Can all of these lines be returned exactly?

▸ SUPPLIED INFORMATION:
■ ■ ■ ■ ■ ■ ■

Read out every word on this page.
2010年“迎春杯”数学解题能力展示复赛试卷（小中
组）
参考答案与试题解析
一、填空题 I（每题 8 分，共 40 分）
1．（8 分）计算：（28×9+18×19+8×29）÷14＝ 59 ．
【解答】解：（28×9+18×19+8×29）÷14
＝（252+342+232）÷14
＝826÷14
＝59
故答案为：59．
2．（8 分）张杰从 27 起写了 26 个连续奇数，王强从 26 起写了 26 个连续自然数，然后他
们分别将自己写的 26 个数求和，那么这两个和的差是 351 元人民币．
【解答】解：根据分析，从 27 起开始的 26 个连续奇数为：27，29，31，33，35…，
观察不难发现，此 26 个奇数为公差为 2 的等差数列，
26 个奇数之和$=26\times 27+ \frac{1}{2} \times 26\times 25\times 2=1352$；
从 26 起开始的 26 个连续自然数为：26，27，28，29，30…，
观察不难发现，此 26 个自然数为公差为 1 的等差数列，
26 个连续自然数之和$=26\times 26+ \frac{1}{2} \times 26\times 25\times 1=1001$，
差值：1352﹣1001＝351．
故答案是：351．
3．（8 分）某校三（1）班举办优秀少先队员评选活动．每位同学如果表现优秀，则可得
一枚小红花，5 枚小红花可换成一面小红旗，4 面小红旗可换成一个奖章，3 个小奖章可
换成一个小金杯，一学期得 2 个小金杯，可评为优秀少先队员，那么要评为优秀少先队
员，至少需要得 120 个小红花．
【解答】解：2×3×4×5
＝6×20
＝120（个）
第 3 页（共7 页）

■ ■ ■ ■ ■ ■ ■

▸ FULL RESPONSE:
Read out every word on this page.
2010年“迎春杯”数学解题能力展示复赛试卷（小中
组）
参考答案与试题解析
一、填空题 I（每题 8 分，共 40 分）
1．（8 分）计算：（28×9+18×19+8×29）÷14＝ 59 ．
【解答】解：（28×9+18×19+8×29）÷14
＝（252+342+232）÷14
＝826÷14
＝59
故答案为：59．
2．（8 分）张杰从 27 起写了 26 个连续奇数，王强从 26 起写了 26 个连续自然数，然后他
们分别将自己写的 26 个数求和，那么这两个和的差是 351 元人民币．
【解答】解：根据分析，从 27 起开始的 26 个连续奇数为：27，29，31，33，35…，
观察不难发现，此 26 个奇数为公差为 2 的等差数列，
26 个奇数之和$=26\times 27+ \frac{1}{2} \times 26\times 25\times 2=1352$；
从 26 起开始的 26 个连续自然数为：26，27，28，29，30…，
观察不难发现，此 26 个自然数为公差为 1 的等差数列，
26 个连续自然数之和$=26\times 26+ \frac{1}{2} \times 26\times 25\times 1=1001$，
差值：1352﹣1001＝351．
故答案是：351．
3．（8 分）某校三（1）班举办优秀少先队员评选活动．每位同学如果表现优秀，则可得
一枚小红花，5 枚小红花可换成一面小红旗，4 面小红旗可换成一个奖章，3 个小奖章可
换成一个小金杯，一学期得 2 个小金杯，可评为优秀少先队员，那么要评为优秀少先队
员，至少需要得 120 个小红花．
【解答】解：2×3×4×5
＝6×20
＝120（个）
第 3 页（共7 页）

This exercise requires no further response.